- [Task brief]: Repeat the records below exactly.

— Start Material shown —

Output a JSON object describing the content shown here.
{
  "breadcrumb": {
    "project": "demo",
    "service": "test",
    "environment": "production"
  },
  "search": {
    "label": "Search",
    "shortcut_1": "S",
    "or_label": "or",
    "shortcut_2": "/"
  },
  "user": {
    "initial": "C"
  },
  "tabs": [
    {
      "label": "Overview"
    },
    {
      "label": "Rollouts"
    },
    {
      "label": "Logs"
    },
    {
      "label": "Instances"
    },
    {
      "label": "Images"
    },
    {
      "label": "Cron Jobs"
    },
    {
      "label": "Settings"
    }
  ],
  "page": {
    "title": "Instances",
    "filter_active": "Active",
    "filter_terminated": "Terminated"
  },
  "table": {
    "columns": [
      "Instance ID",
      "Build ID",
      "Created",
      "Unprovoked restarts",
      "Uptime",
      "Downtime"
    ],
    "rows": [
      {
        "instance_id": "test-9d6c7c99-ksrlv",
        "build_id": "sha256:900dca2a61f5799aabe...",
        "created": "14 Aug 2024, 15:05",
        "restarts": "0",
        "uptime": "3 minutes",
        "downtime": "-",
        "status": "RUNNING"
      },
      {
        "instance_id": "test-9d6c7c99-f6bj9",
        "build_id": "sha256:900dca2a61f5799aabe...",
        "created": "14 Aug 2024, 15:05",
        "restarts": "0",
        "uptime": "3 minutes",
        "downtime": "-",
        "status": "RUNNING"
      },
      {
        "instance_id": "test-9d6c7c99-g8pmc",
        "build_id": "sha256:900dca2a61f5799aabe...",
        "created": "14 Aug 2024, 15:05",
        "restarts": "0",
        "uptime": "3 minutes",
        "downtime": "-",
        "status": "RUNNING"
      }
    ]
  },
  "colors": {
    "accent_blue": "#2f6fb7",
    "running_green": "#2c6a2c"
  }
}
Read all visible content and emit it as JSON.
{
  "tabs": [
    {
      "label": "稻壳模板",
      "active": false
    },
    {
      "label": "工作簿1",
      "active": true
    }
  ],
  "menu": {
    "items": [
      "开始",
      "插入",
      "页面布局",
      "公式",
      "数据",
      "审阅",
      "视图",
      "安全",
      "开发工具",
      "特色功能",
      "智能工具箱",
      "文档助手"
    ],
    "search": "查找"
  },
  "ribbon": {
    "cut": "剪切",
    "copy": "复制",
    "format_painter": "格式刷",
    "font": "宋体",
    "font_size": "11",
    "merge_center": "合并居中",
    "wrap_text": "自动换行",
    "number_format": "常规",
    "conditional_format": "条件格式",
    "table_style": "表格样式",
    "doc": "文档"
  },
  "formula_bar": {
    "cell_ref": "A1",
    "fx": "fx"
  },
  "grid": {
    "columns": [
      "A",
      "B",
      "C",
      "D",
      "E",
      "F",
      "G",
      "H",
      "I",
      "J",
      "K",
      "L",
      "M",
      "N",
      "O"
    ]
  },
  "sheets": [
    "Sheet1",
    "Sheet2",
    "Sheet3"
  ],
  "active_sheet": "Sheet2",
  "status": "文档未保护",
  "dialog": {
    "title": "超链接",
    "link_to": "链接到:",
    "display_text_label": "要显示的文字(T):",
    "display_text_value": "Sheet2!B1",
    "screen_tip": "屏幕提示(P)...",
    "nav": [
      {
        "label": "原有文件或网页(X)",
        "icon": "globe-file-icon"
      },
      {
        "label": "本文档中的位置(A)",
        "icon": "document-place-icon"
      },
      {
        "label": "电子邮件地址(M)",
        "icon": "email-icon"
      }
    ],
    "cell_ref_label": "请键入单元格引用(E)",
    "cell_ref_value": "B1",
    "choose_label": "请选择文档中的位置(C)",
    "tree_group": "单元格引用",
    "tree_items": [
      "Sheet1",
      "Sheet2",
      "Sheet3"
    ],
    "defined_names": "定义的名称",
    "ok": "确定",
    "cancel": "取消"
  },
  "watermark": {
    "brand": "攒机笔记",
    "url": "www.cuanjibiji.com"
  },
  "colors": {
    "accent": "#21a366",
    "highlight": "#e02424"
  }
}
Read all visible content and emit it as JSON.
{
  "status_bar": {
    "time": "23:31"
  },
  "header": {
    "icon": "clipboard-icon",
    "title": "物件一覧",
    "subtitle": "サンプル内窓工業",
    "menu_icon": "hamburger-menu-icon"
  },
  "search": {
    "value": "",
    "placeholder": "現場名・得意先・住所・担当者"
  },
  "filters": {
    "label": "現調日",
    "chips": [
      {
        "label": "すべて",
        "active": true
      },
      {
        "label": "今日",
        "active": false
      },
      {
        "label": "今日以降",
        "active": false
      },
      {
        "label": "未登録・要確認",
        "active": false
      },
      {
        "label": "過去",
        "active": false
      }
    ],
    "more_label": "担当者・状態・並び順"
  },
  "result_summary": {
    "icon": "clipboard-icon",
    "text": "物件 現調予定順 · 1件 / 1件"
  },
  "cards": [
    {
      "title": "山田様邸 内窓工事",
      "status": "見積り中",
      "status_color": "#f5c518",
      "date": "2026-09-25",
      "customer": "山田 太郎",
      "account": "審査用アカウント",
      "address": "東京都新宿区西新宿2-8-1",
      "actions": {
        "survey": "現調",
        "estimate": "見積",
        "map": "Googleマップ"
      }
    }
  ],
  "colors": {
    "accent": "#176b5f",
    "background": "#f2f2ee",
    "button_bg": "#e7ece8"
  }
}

— End Material shown —

- [Correct result]:
Output a JSON object describing the content shown here.
{
  "breadcrumb": {
    "project": "demo",
    "service": "test",
    "environment": "production"
  },
  "search": {
    "label": "Search",
    "shortcut_1": "S",
    "or_label": "or",
    "shortcut_2": "/"
  },
  "user": {
    "initial": "C"
  },
  "tabs": [
    {
      "label": "Overview"
    },
    {
      "label": "Rollouts"
    },
    {
      "label": "Logs"
    },
    {
      "label": "Instances"
    },
    {
      "label": "Images"
    },
    {
      "label": "Cron Jobs"
    },
    {
      "label": "Settings"
    }
  ],
  "page": {
    "title": "Instances",
    "filter_active": "Active",
    "filter_terminated": "Terminated"
  },
  "table": {
    "columns": [
      "Instance ID",
      "Build ID",
      "Created",
      "Unprovoked restarts",
      "Uptime",
      "Downtime"
    ],
    "rows": [
      {
        "instance_id": "test-9d6c7c99-ksrlv",
        "build_id": "sha256:900dca2a61f5799aabe...",
        "created": "14 Aug 2024, 15:05",
        "restarts": "0",
        "uptime": "3 minutes",
        "downtime": "-",
        "status": "RUNNING"
      },
      {
        "instance_id": "test-9d6c7c99-f6bj9",
        "build_id": "sha256:900dca2a61f5799aabe...",
        "created": "14 Aug 2024, 15:05",
        "restarts": "0",
        "uptime": "3 minutes",
        "downtime": "-",
        "status": "RUNNING"
      },
      {
        "instance_id": "test-9d6c7c99-g8pmc",
        "build_id": "sha256:900dca2a61f5799aabe...",
        "created": "14 Aug 2024, 15:05",
        "restarts": "0",
        "uptime": "3 minutes",
        "downtime": "-",
        "status": "RUNNING"
      }
    ]
  },
  "colors": {
    "accent_blue": "#2f6fb7",
    "running_green": "#2c6a2c"
  }
}
Read all visible content and emit it as JSON.
{
  "tabs": [
    {
      "label": "稻壳模板",
      "active": false
    },
    {
      "label": "工作簿1",
      "active": true
    }
  ],
  "menu": {
    "items": [
      "开始",
      "插入",
      "页面布局",
      "公式",
      "数据",
      "审阅",
      "视图",
      "安全",
      "开发工具",
      "特色功能",
      "智能工具箱",
      "文档助手"
    ],
    "search": "查找"
  },
  "ribbon": {
    "cut": "剪切",
    "copy": "复制",
    "format_painter": "格式刷",
    "font": "宋体",
    "font_size": "11",
    "merge_center": "合并居中",
    "wrap_text": "自动换行",
    "number_format": "常规",
    "conditional_format": "条件格式",
    "table_style": "表格样式",
    "doc": "文档"
  },
  "formula_bar": {
    "cell_ref": "A1",
    "fx": "fx"
  },
  "grid": {
    "columns": [
      "A",
      "B",
      "C",
      "D",
      "E",
      "F",
      "G",
      "H",
      "I",
      "J",
      "K",
      "L",
      "M",
      "N",
      "O"
    ]
  },
  "sheets": [
    "Sheet1",
    "Sheet2",
    "Sheet3"
  ],
  "active_sheet": "Sheet2",
  "status": "文档未保护",
  "dialog": {
    "title": "超链接",
    "link_to": "链接到:",
    "display_text_label": "要显示的文字(T):",
    "display_text_value": "Sheet2!B1",
    "screen_tip": "屏幕提示(P)...",
    "nav": [
      {
        "label": "原有文件或网页(X)",
        "icon": "globe-file-icon"
      },
      {
        "label": "本文档中的位置(A)",
        "icon": "document-place-icon"
      },
      {
        "label": "电子邮件地址(M)",
        "icon": "email-icon"
      }
    ],
    "cell_ref_label": "请键入单元格引用(E)",
    "cell_ref_value": "B1",
    "choose_label": "请选择文档中的位置(C)",
    "tree_group": "单元格引用",
    "tree_items": [
      "Sheet1",
      "Sheet2",
      "Sheet3"
    ],
    "defined_names": "定义的名称",
    "ok": "确定",
    "cancel": "取消"
  },
  "watermark": {
    "brand": "攒机笔记",
    "url": "www.cuanjibiji.com"
  },
  "colors": {
    "accent": "#21a366",
    "highlight": "#e02424"
  }
}
Read all visible content and emit it as JSON.
{
  "status_bar": {
    "time": "23:31"
  },
  "header": {
    "icon": "clipboard-icon",
    "title": "物件一覧",
    "subtitle": "サンプル内窓工業",
    "menu_icon": "hamburger-menu-icon"
  },
  "search": {
    "value": "",
    "placeholder": "現場名・得意先・住所・担当者"
  },
  "filters": {
    "label": "現調日",
    "chips": [
      {
        "label": "すべて",
        "active": true
      },
      {
        "label": "今日",
        "active": false
      },
      {
        "label": "今日以降",
        "active": false
      },
      {
        "label": "未登録・要確認",
        "active": false
      },
      {
        "label": "過去",
        "active": false
      }
    ],
    "more_label": "担当者・状態・並び順"
  },
  "result_summary": {
    "icon": "clipboard-icon",
    "text": "物件 現調予定順 · 1件 / 1件"
  },
  "cards": [
    {
      "title": "山田様邸 内窓工事",
      "status": "見積り中",
      "status_color": "#f5c518",
      "date": "2026-09-25",
      "customer": "山田 太郎",
      "account": "審査用アカウント",
      "address": "東京都新宿区西新宿2-8-1",
      "actions": {
        "survey": "現調",
        "estimate": "見積",
        "map": "Googleマップ"
      }
    }
  ],
  "colors": {
    "accent": "#176b5f",
    "background": "#f2f2ee",
    "button_bg": "#e7ece8"
  }
}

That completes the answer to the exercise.